(What the task asks) Reproduce the listing exactly, with no pictures in your copy.

(Exercise input)
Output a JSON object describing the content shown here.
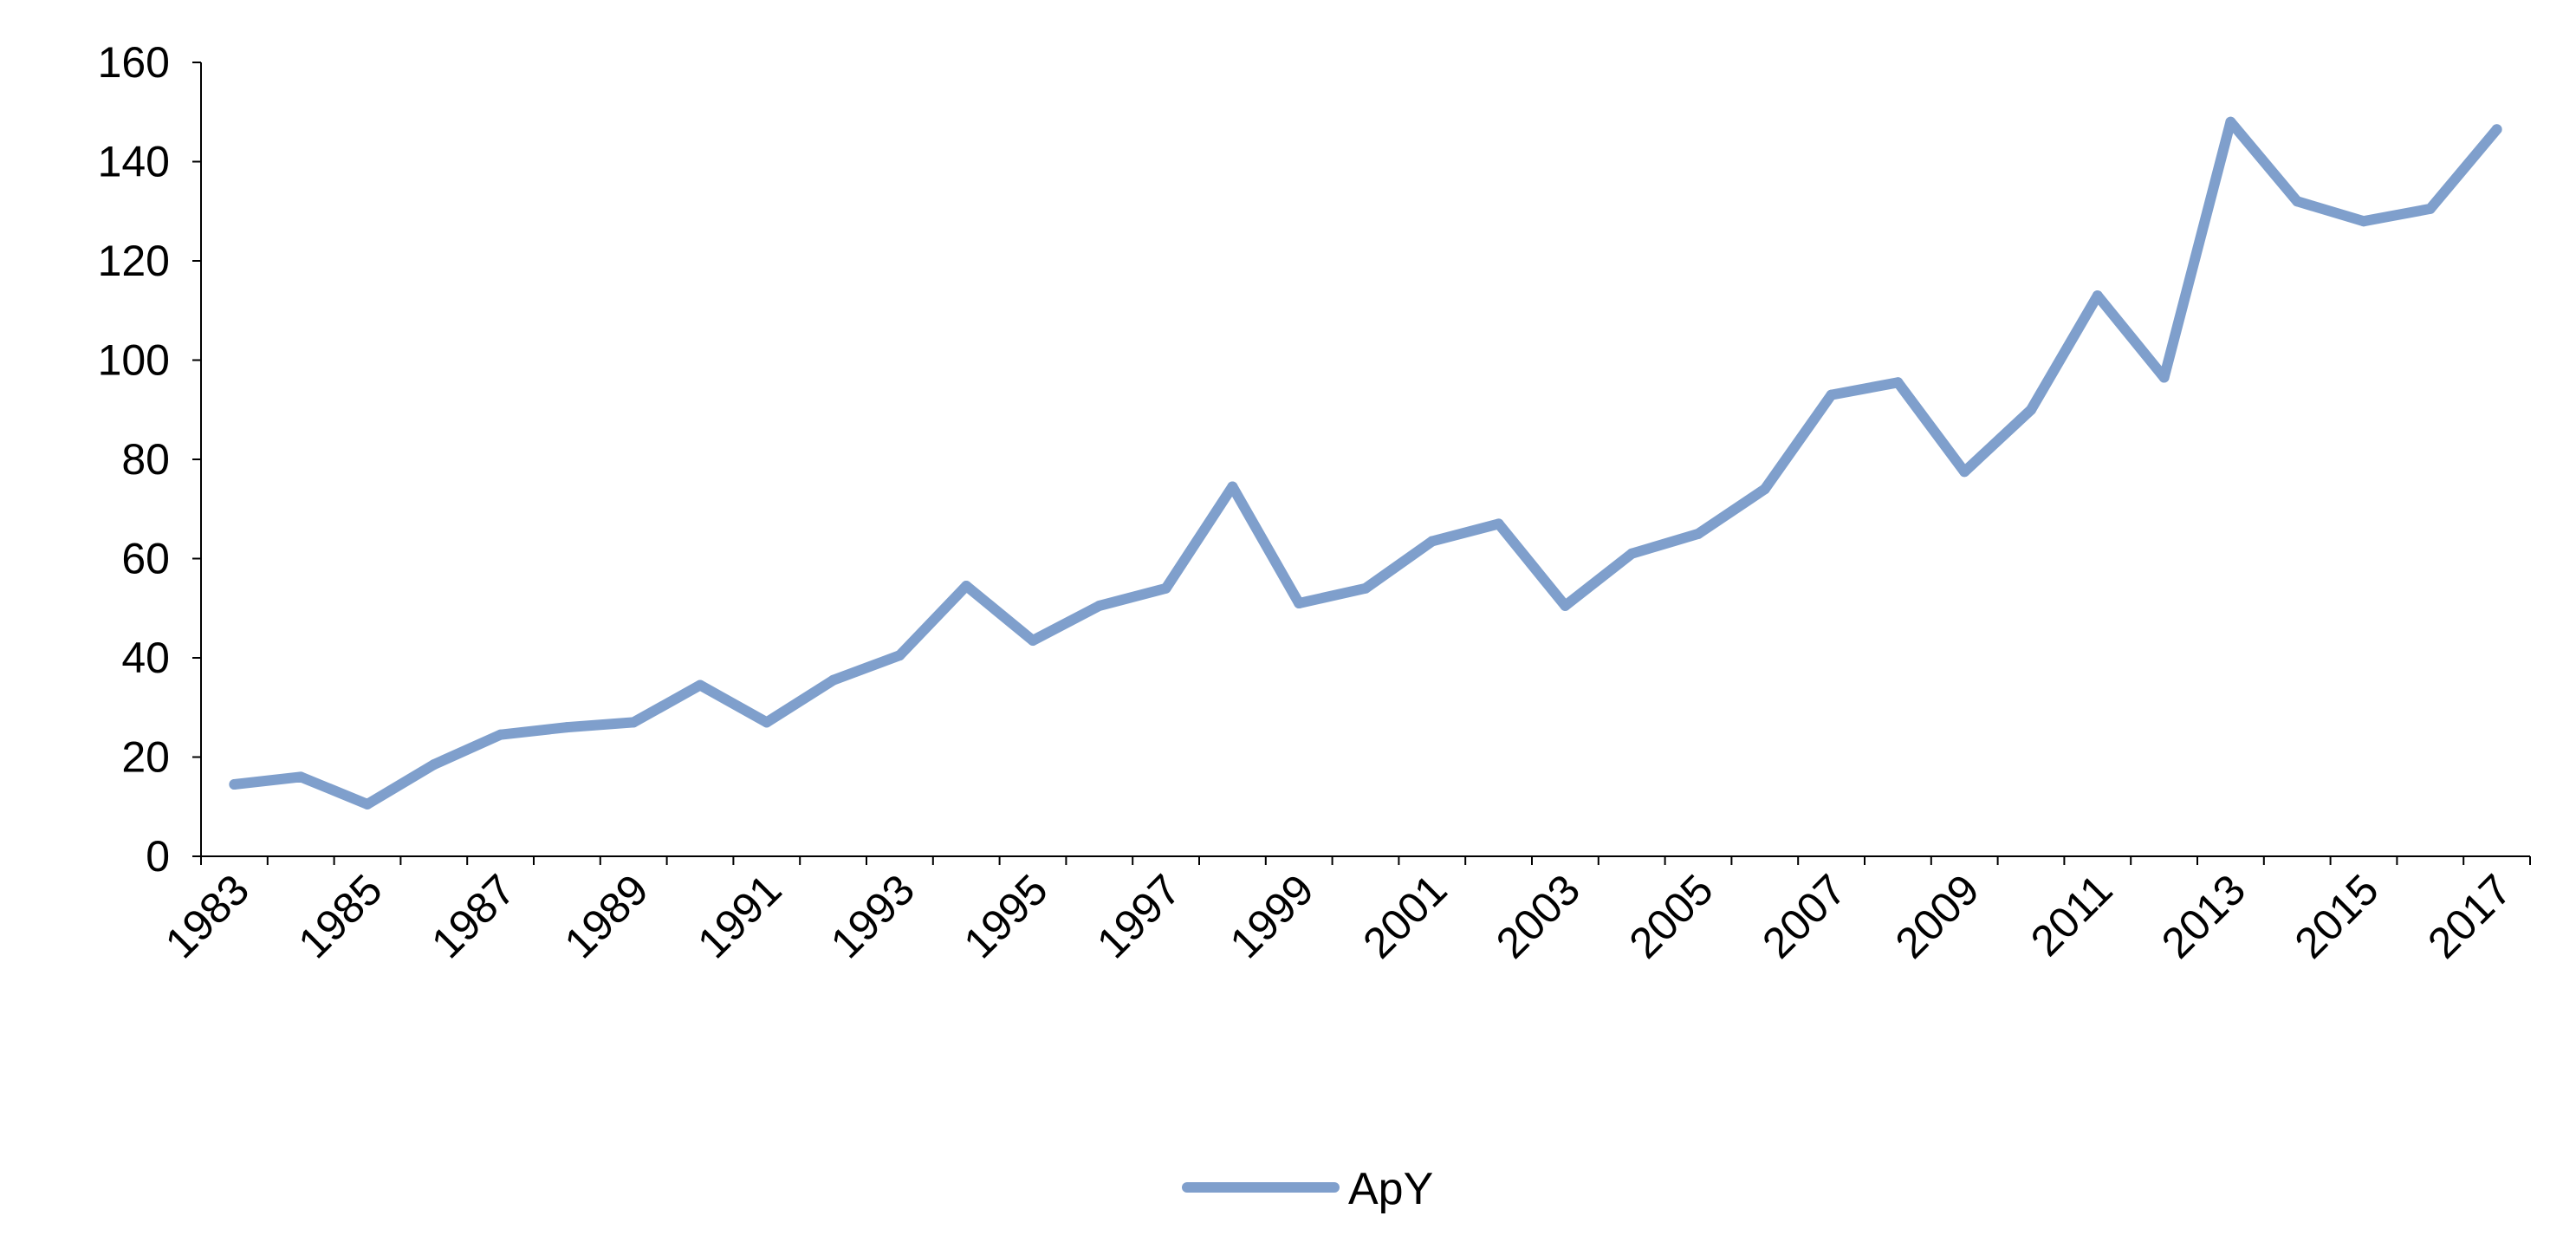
{
  "chart_data": {
    "type": "line",
    "title": "",
    "xlabel": "",
    "ylabel": "",
    "x": [
      "1983",
      "1984",
      "1985",
      "1986",
      "1987",
      "1988",
      "1989",
      "1990",
      "1991",
      "1992",
      "1993",
      "1994",
      "1995",
      "1996",
      "1997",
      "1998",
      "1999",
      "2000",
      "2001",
      "2002",
      "2003",
      "2004",
      "2005",
      "2006",
      "2007",
      "2008",
      "2009",
      "2010",
      "2011",
      "2012",
      "2013",
      "2014",
      "2015",
      "2016",
      "2017"
    ],
    "x_tick_labels": [
      "1983",
      "1985",
      "1987",
      "1989",
      "1991",
      "1993",
      "1995",
      "1997",
      "1999",
      "2001",
      "2003",
      "2005",
      "2007",
      "2009",
      "2011",
      "2013",
      "2015",
      "2017"
    ],
    "y_ticks": [
      "0",
      "20",
      "40",
      "60",
      "80",
      "100",
      "120",
      "140",
      "160"
    ],
    "ylim": [
      0,
      160
    ],
    "grid": false,
    "legend_position": "bottom",
    "series": [
      {
        "name": "ApY",
        "color": "#7f9fcc",
        "values": [
          14.5,
          16,
          10.5,
          18.5,
          24.5,
          26,
          27,
          34.5,
          27,
          35.5,
          40.5,
          54.5,
          43.5,
          50.5,
          54,
          74.5,
          51,
          54,
          63.5,
          67,
          50.5,
          61,
          65,
          74,
          93,
          95.5,
          77.5,
          90,
          113,
          96.5,
          148,
          132,
          128,
          130.5,
          146.5
        ]
      }
    ]
  }
}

(Written answer)
Output a JSON object describing the content shown here.
{
  "chart_data": {
    "type": "line",
    "title": "",
    "xlabel": "",
    "ylabel": "",
    "x": [
      "1983",
      "1984",
      "1985",
      "1986",
      "1987",
      "1988",
      "1989",
      "1990",
      "1991",
      "1992",
      "1993",
      "1994",
      "1995",
      "1996",
      "1997",
      "1998",
      "1999",
      "2000",
      "2001",
      "2002",
      "2003",
      "2004",
      "2005",
      "2006",
      "2007",
      "2008",
      "2009",
      "2010",
      "2011",
      "2012",
      "2013",
      "2014",
      "2015",
      "2016",
      "2017"
    ],
    "x_tick_labels": [
      "1983",
      "1985",
      "1987",
      "1989",
      "1991",
      "1993",
      "1995",
      "1997",
      "1999",
      "2001",
      "2003",
      "2005",
      "2007",
      "2009",
      "2011",
      "2013",
      "2015",
      "2017"
    ],
    "y_ticks": [
      "0",
      "20",
      "40",
      "60",
      "80",
      "100",
      "120",
      "140",
      "160"
    ],
    "ylim": [
      0,
      160
    ],
    "grid": false,
    "legend_position": "bottom",
    "series": [
      {
        "name": "ApY",
        "color": "#7f9fcc",
        "values": [
          14.5,
          16,
          10.5,
          18.5,
          24.5,
          26,
          27,
          34.5,
          27,
          35.5,
          40.5,
          54.5,
          43.5,
          50.5,
          54,
          74.5,
          51,
          54,
          63.5,
          67,
          50.5,
          61,
          65,
          74,
          93,
          95.5,
          77.5,
          90,
          113,
          96.5,
          148,
          132,
          128,
          130.5,
          146.5
        ]
      }
    ]
  }
}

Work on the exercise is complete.